Page excerpt:

A backtracing GC algorithm uses the back references to determine how many references there are to a particular object. When this list is empty, the object can be GCed.

 

The backtracing GC algorithm would mean that an image could be mostly stored on disk. The GC algorithm does not trace through all of memory, meaning that objects on the disk can remain untouched by a GC.

 

 

The backtracing GC algorithm also is very concurrent; a single object can be reclaimed by it's own private thread of execution independently of any other GCs which are also happening.

 

Each block can be garbage collected, compacted, etc independently of any other block.

 

Objects can be migrated between blocks to optimize object access. Preferably, most pointers are local 16-bit pointers which are much faster than inter-block pointers.

 

This type of virtual machine would make it possible to use the SSEs on the cell processor. It would make very good use of multi-cored CPUs.

 

Custom hardware could be made that executes Smalltalk bytecodes directly. GC and far reference management would then be implemented in bytecodes rather than by hardware. Also, a cell-processor style local memory could be used for each core with a master core doing transfers to/from main memory and disk.

 

Disadvantages: can't have large (>64KB) arrays.

 

This could also use a partition on a disk rather than files on a filesystem. Both options should be available. RAID would be used to make an image span multiple disks.

 

Targetted Platforms

  • Multi-cored computers (dual-core / quad-core).
  • Very multi-cored computers, e.g. Sun T2000.
  • Cell processor (6 cores, local memory only).
  • Platforms with little memory - most data held on disk.
  • Custom hardware.

 

Cores must be able to be added and removed at run-time to facilitate:

  • Powering on and off the various hardware cores.
  • Reassigning hardware cores to other tasks (e.g. primitives, reconfiguring FPGA for other task, reconfiguring Rapport Kilocore core for another task).
  • testing, tuning.

 

Ideally, the word size for inter-block references should be customisable - 16 bit, 32 bit. This allows this VM to run efficiently on an architecture where 64kb is too fine a granularity.

 

Custom hardware implementation

 

This VM could be designed with an eventual hardware implementation in mind. A standard computer could have Smalltalk co-processors added to it, much like the Cell architecture has a PowerPC core with custom SSE added to it. The main CPU would handle moving data around the co-processors and doing GC and block management. Alternatively, this could also be done by a Smalltalk-based CPU which would just be one of many cores.

 

Each "core" would have 64KB (or maybe more if multiple blocks need to be loaded?) of local static RAM, and would execute Smalltalk bytecodes. The following would be implemented in hardware:

  • Bytecode execution (stack (push, pop), jump, send, return).
  • Primitives:
    • SmallInteger, Integer operations.
    • Floating point operations (done by shared co-processor?)
    • Object allocation (basicNew).
    • BitBlt and display operations on a shared display device?

Material:
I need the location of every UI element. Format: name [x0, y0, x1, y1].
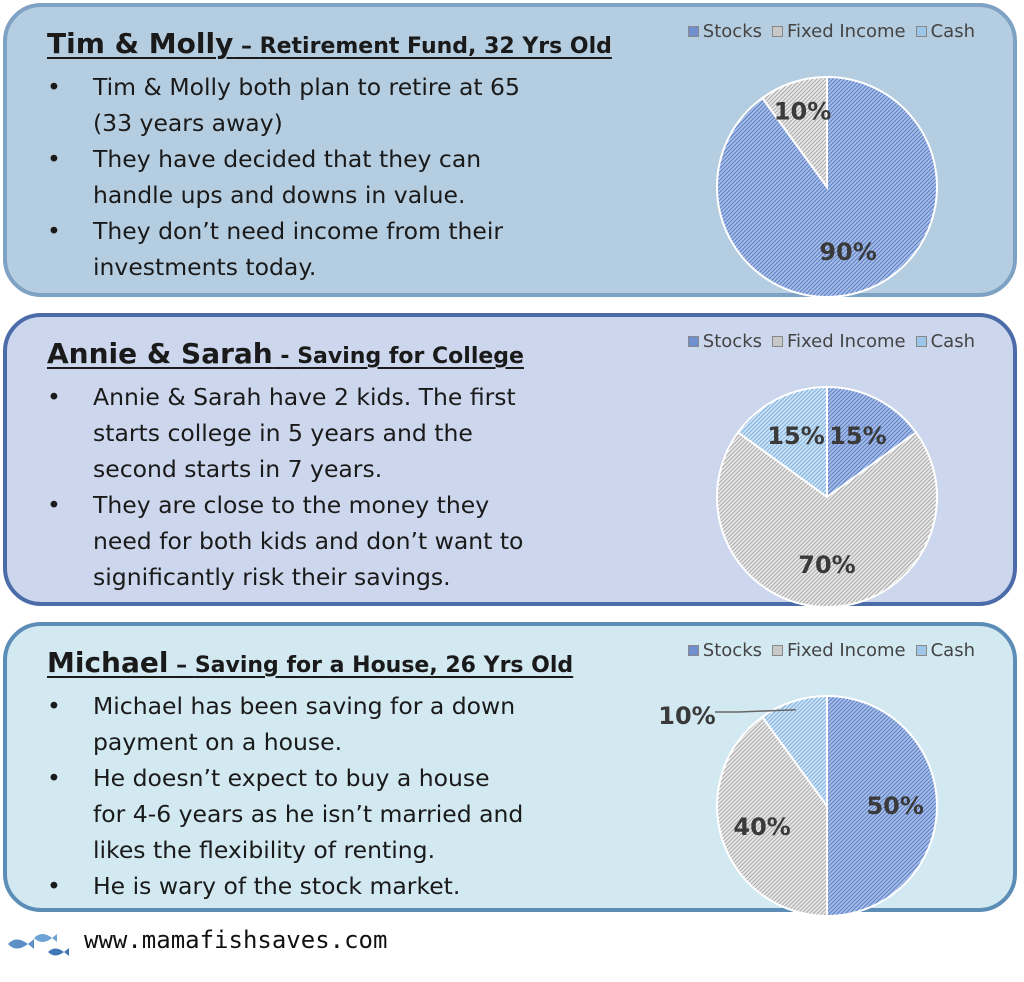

Set of tasks:
1. Repeat the Smalltalk VM design text between "The backtracing GC algorithm also" and "of multi-cored CPUs.", inclusive.
2. Continue the Smalltalk VM design text from the point where it stops.
The lines above have no role here.

Responses to the tasks:
1.
The backtracing GC algorithm also is very concurrent; a single object can be reclaimed by it's own private thread of execution independently of any other GCs which are also happening.

 

Each block can be garbage collected, compacted, etc independently of any other block.

 

Objects can be migrated between blocks to optimize object access. Preferably, most pointers are local 16-bit pointers which are much faster than inter-block pointers.

 

This type of virtual machine would make it possible to use the SSEs on the cell processor. It would make very good use of multi-cored CPUs.

2.
  • Maybe intra-block garbage collection? Can this be done in hardware?
  • Block primitives - copying a block back to main memory, requesting a block from main memory, locking a block for writing. These would be callable using special bytecode primitives.
  • Message dispatch table

 

The following would be implemented using bytecodes because they would be too complex to be implemented directly in hardware:

  • Inter-block reference management.
  • Inter-block garbage collection.
  • Maybe intra-block GC if it can't be done in hardware.
  • Block management - moving blocks between disk, main memory and each core's private memory.
  • Method lookup (if it is not in the message dispatch table) and CompiledMethod loading from other blocks.

 

Example: code in a CompiledMethod wants to write to an object referred to using a OutPointer. The hardware would detect that the object being written to is an OutPointer rather than an actual object and would jump to a special location that has bytecodes for dealing with OutPointers (i.e. cause an "interrupt"). That special code would load the block in the OutPointer into the local memory (maybe unloading other blocks in the process to make room), lock it for writing, write the value, unlock the block for writing and return from this "interrupt".

 

A message send would require the CompiledMethod to be locally available. This is discussed below.

 

Block-based VM OS

 

Clients should be fast booting. Clients should only need minimal hardware resources; provided that they are reactive, all the grunt can sit on the server.

Anything that runs across an administered network should get it's full configuration from that network.

 

If an OS was going to be made out of this VM:

 

  • It should be easy to install - an installation of a server would be done using a remote management client. Clients could be either simple PC applications or thin clients.
  • It should be installable over a network connection and using nothing but a serial console or telnet session if need be.
  • Installation involves the absolute bare minimum. If anything can be configured in a running system, then that's where it will be configured rather than during installation.
  • Like ZFS, all storage vehicles (disks, CF cards, other devices) should be able to be added and removed from the "pool".
  • There should be no file system except as an optional device.
  • Object storage should sit directly on top of disk partitions.
  • Object storage can sit on a RAID array.
  • All management of a server will be remote over a network connection. It will be assumed that a server will never have a screen or keyboard.
  • Clients will boot in less than 2 seconds. Clients will shut down in less than 2 seconds. This may be simulated using a battery to keep DRAM refreshes going, or by doing rapid loading of memory directly from a reserved part of storage. Servers can take as long as they want to boot.

 

Booting a server:

  • The server boots over the network using DHCP, tftp or whatever. The network card does this, and the BIOS (or whatever) is configured to do this by default.
  • The boot server should inform the network administrator that a new server is asking for boot information and ask what to do. From this point onwards, the administrator has complete control over the new server.
  • Logging is done to a log server once the kernel has loaded (or before, if possible!). Ditto alarms, management. Infact, why not just keep a TCP connection to a management server for logging, alarms and management commands?
  • The server reads it's disk configuration from the network - i.e. which partitions on which disks it should start up.
  • It boots.

 

If it is a client, then it boots the traditional way by reading a boot block from storage.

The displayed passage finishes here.